(The tasks):
A. In the forum thread about Maltese Secret Stay White Tear Stain Remover, which product does Tina say it is in the same category as?
B. Write the next part of the forum thread about Maltese Secret Stay White Tear Stain Remover, starting right after the last line shown.

(Source document):
# Maltese Secret Stay White Tear Stain Remover



## Tiger's Mom (Jan 9, 2008)

Just wondering if anyone has heard or tried this????

Maltese Secret Stay White Tear Stain Remover


----------



## MaryH (Mar 7, 2006)

I won't buy any tearstain removal product that does not list the ingredients. And I'm not inclined to buy any product like this from a website that does not appear to be a real company in the business of selling a variety of animal related products. I'm not opposed to buying beds or clothes or trinkets that are made by individuals running home-based businesses, but a "secret ingredients" product to put in or near my dogs' eyes ... not for me, thanks.


----------



## Tina (Aug 6, 2006)

Tiger's Mom said:


> Just wondering if anyone has heard or tried this????
> 
> Maltese Secret Stay White Tear Stain Remover


Yes, a while back. It is in the same catagory as Eye Envy. I've just about tried every OTC product that has come out. I am guilable. :brownbag::no2: I want an easy quick fix. :blush:


----------



## iheartbisou (Feb 13, 2007)

Tina said:


> *Yes, a while back*. It is in the same catagory as Eye Envy. I've just about tried every OTC product that has come out. I am guilable. :brownbag::no2: I want an easy quick fix. :blush:


Tina, so did it work? What were the results? I"m presuming that it didn't?


----------



## Tina (Aug 6, 2006)

iheartbisou said:


> Tina, so did it work? What were the results? I"m presuming that it didn't?

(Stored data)
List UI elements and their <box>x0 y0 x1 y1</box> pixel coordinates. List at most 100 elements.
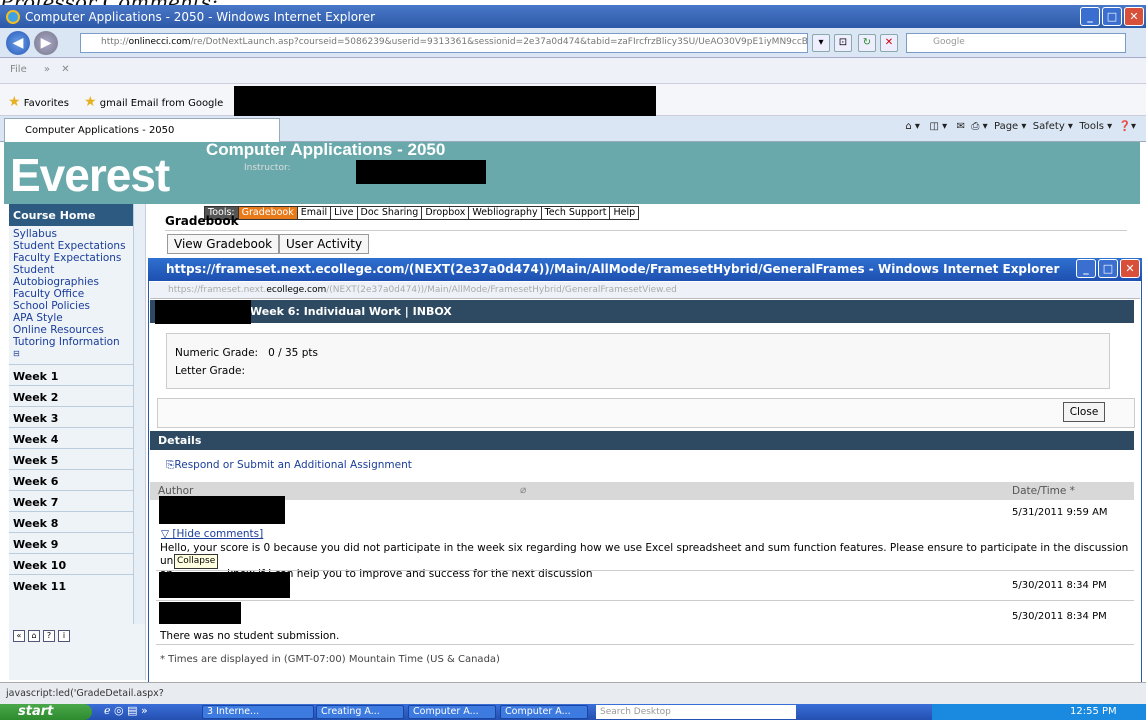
task-folder[interactable]: Computer A... <box>408 705 496 719</box>
home-icon[interactable]: ⌂ ▾ <box>905 121 920 132</box>
nav-week[interactable]: Week 6 <box>9 469 137 490</box>
date-column-header: Date/Time * <box>1012 485 1075 497</box>
task-ie[interactable]: 3 Interne... <box>202 705 314 719</box>
course-title: Computer Applications - 2050 <box>206 140 446 159</box>
tool-gradebook[interactable]: Gradebook <box>238 207 298 219</box>
view-gradebook-button[interactable]: View Gradebook <box>167 234 280 254</box>
close-panel <box>157 398 1135 428</box>
feeds-icon[interactable]: ◫ ▾ <box>929 121 947 132</box>
nav-week[interactable]: Week 4 <box>9 427 137 448</box>
browser-tab[interactable]: Computer Applications - 2050 <box>4 118 280 142</box>
desktop-search-input[interactable]: Search Desktop <box>596 705 796 719</box>
back-icon[interactable]: « <box>13 630 25 642</box>
popup-minimize-button[interactable]: _ <box>1076 259 1096 278</box>
nav-link[interactable]: Online Resources <box>9 324 145 336</box>
window-title: Computer Applications - 2050 - Windows I… <box>25 9 376 24</box>
stop-icon[interactable]: ✕ <box>880 34 898 52</box>
print-icon[interactable]: ⎙ ▾ <box>971 121 987 132</box>
menu-file[interactable]: File <box>10 64 27 75</box>
mail-icon[interactable]: ✉ <box>957 121 965 132</box>
divider <box>156 600 1134 601</box>
nav-icons: « ⌂ ? i <box>13 630 70 642</box>
tool-webliography[interactable]: Webliography <box>469 207 542 219</box>
redaction <box>159 496 285 524</box>
nav-week[interactable]: Week 2 <box>9 385 137 406</box>
assignment-header: Week 6: Individual Work | INBOX <box>150 300 1134 323</box>
nav-link[interactable]: Student Autobiographies <box>9 264 119 288</box>
nav-scrollbar[interactable] <box>133 204 145 624</box>
popup-title-bar: https://frameset.next.ecollege.com/(NEXT… <box>148 258 1142 281</box>
safety-menu[interactable]: Safety ▾ <box>1033 121 1073 132</box>
numeric-grade-value: 0 / 35 pts <box>268 347 318 359</box>
nav-course-home[interactable]: Course Home <box>9 204 137 226</box>
start-button[interactable]: start <box>0 704 92 720</box>
popup-address-bar[interactable]: https://frameset.next.ecollege.com/(NEXT… <box>150 282 1140 299</box>
info-icon[interactable]: i <box>58 630 70 642</box>
forward-button[interactable]: ▶ <box>34 31 58 55</box>
tool-email[interactable]: Email <box>297 207 332 219</box>
comment-date: 5/31/2011 9:59 AM <box>1012 507 1108 518</box>
close-button[interactable]: Close <box>1063 402 1105 422</box>
redaction <box>155 300 251 324</box>
collapse-icon[interactable]: ⊟ <box>9 348 145 360</box>
nav-week[interactable]: Week 1 <box>9 364 137 385</box>
nav-link[interactable]: Faculty Office <box>9 288 145 300</box>
popup-close-button[interactable]: ✕ <box>1120 259 1140 278</box>
taskbar: start ℯ ◎ ▤ » 3 Interne... Creating A...… <box>0 704 1146 720</box>
nav-link[interactable]: APA Style <box>9 312 145 324</box>
compat-icon[interactable]: ⊡ <box>834 34 852 52</box>
user-activity-button[interactable]: User Activity <box>279 234 370 254</box>
redaction <box>356 160 486 184</box>
nav-week[interactable]: Week 7 <box>9 490 137 511</box>
fav-link-gmail[interactable]: ★ gmail Email from Google <box>84 94 223 110</box>
hide-comments-link[interactable]: ▽ [Hide comments] <box>161 528 263 540</box>
task-acrobat[interactable]: Creating A... <box>316 705 404 719</box>
chevron-icon[interactable]: » <box>44 64 50 75</box>
popup-maximize-button[interactable]: □ <box>1098 259 1118 278</box>
maximize-button[interactable]: □ <box>1102 7 1122 26</box>
nav-link[interactable]: Faculty Expectations <box>9 252 145 264</box>
tool-dropbox[interactable]: Dropbox <box>422 207 470 219</box>
tool-tech-support[interactable]: Tech Support <box>541 207 611 219</box>
tools-bar: Tools: Gradebook Email Live Doc Sharing … <box>204 206 640 220</box>
gradebook-title: Gradebook <box>165 214 239 228</box>
nav-link[interactable]: Student Expectations <box>9 240 145 252</box>
tool-live[interactable]: Live <box>331 207 358 219</box>
close-icon[interactable]: ✕ <box>61 64 69 75</box>
comments-header-row: Author ⌀ Date/Time * <box>150 482 1134 500</box>
favorites-button[interactable]: ★ Favorites <box>8 94 69 110</box>
collapse-icon: ▽ <box>161 528 170 540</box>
page-menu[interactable]: Page ▾ <box>994 121 1026 132</box>
nav-link[interactable]: Tutoring Information <box>9 336 145 348</box>
minimize-button[interactable]: _ <box>1080 7 1100 26</box>
nav-link[interactable]: Syllabus <box>9 228 145 240</box>
tools-menu[interactable]: Tools ▾ <box>1079 121 1112 132</box>
nav-link[interactable]: School Policies <box>9 300 145 312</box>
nav-week[interactable]: Week 3 <box>9 406 137 427</box>
nav-week[interactable]: Week 11 <box>9 574 137 595</box>
address-bar[interactable]: http://onlinecci.com/re/DotNextLaunch.as… <box>80 33 808 53</box>
close-button[interactable]: ✕ <box>1124 7 1144 26</box>
quicklaunch-icons[interactable]: ℯ ◎ ▤ » <box>104 704 148 717</box>
nav-week[interactable]: Week 9 <box>9 532 137 553</box>
refresh-icon[interactable]: ↻ <box>858 34 876 52</box>
nav-week[interactable]: Week 10 <box>9 553 137 574</box>
nav-week[interactable]: Week 8 <box>9 511 137 532</box>
tab-row: Computer Applications - 2050 ⌂ ▾ ◫ ▾ ✉ ⎙… <box>0 116 1146 142</box>
back-button[interactable]: ◀ <box>6 31 30 55</box>
redaction <box>234 86 656 116</box>
help-icon[interactable]: ❓▾ <box>1119 121 1136 132</box>
tool-doc-sharing[interactable]: Doc Sharing <box>357 207 423 219</box>
address-row: ◀ ▶ http://onlinecci.com/re/DotNextLaunc… <box>0 28 1146 58</box>
site-logo: Everest <box>10 149 170 201</box>
add-fav-icon: ★ <box>84 94 97 110</box>
search-input[interactable]: Google <box>906 33 1126 53</box>
home-icon[interactable]: ⌂ <box>28 630 40 642</box>
respond-link[interactable]: ⎘Respond or Submit an Additional Assignm… <box>166 459 412 472</box>
nav-week[interactable]: Week 5 <box>9 448 137 469</box>
tool-help[interactable]: Help <box>610 207 639 219</box>
task-word[interactable]: Computer A... <box>500 705 588 719</box>
clock[interactable]: 12:55 PM <box>1070 706 1117 717</box>
help-icon[interactable]: ? <box>43 630 55 642</box>
dropdown-icon[interactable]: ▾ <box>812 34 830 52</box>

(Replies):
A. Eye Envy.

B.
It didn't work for me. Was very disappointed in it. It was suppose to be a great product made by top groomers. There isn't an ingredient list on it.


----------



## Chantilly Lace (Jan 31, 2010)

Tiger's Mom said:


> Just wondering if anyone has heard or tried this????
> 
> Maltese Secret Stay White Tear Stain Remover


Save your money, the answer is no!


----------



## Morkie4 (Oct 13, 2006)

I would want to know what the list of ingredients is before I try a product. But I have never used it and I have tried several topical products. Save your money.


----------



## jodublin (Sep 27, 2006)

i've tried them all nothing works ,spa facial scub is way better .


----------



## momtoboo (Jan 30, 2006)

I tried it a few yrs ago. I thought it worked about as good as Hydrogen Peroxide or the M.O.M recipe if you use it consistantly. It did fade Hannahs tearstains some while they grew out. It does not "cure" tearstaining though.


----------



## almitra (Apr 24, 2009)

Heard of it, yes.Tried it, no. Sorry.


----------



## Tiger's Mom (Jan 9, 2008)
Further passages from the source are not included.